:: To be done ::
Filter the records below for the word "month". Copy each line that holds it.
>> BEGIN Supplied data
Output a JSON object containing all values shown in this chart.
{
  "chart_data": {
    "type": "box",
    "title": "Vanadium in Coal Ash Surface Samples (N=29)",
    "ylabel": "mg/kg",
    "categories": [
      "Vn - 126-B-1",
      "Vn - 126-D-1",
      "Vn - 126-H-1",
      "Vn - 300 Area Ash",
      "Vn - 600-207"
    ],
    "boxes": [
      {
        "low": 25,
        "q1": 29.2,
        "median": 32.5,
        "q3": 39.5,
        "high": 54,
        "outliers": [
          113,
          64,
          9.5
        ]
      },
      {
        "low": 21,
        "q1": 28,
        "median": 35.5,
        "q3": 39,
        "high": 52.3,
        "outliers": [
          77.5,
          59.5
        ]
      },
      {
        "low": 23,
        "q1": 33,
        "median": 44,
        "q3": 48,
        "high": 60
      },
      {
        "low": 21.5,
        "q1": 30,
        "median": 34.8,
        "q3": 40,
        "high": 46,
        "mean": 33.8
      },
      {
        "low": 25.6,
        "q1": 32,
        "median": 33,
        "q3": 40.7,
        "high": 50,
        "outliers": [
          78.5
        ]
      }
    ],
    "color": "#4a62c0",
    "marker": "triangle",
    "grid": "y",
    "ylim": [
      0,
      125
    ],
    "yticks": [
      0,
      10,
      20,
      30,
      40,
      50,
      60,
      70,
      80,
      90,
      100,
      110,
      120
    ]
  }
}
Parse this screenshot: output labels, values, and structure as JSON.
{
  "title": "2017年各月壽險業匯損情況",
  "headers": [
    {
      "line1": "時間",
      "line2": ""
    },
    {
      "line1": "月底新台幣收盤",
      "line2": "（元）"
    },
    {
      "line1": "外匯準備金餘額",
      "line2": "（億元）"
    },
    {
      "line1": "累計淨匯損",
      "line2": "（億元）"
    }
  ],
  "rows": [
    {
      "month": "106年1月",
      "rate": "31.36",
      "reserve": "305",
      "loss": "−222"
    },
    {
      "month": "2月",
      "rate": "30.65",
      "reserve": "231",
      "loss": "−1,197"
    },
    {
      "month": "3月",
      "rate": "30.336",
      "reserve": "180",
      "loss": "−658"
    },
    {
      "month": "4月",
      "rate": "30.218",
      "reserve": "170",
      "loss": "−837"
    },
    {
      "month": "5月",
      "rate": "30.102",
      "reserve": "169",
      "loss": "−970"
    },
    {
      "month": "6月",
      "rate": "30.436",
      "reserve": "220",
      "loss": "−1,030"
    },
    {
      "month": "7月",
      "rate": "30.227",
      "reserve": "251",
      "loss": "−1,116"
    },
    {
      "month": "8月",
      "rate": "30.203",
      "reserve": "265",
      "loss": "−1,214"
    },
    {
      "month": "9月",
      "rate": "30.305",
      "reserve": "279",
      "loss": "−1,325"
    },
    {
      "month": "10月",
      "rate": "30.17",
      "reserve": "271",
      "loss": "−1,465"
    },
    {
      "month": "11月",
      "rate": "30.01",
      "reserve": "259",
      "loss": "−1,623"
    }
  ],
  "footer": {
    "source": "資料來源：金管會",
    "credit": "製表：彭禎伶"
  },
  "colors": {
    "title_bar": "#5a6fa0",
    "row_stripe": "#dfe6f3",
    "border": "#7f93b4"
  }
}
>> END Supplied data
:: Response to the task ::
      "month": "106年1月",
      "month": "2月",
      "month": "3月",
      "month": "4月",
      "month": "5月",
      "month": "6月",
      "month": "7月",
      "month": "8月",
      "month": "9月",
      "month": "10月",
      "month": "11月",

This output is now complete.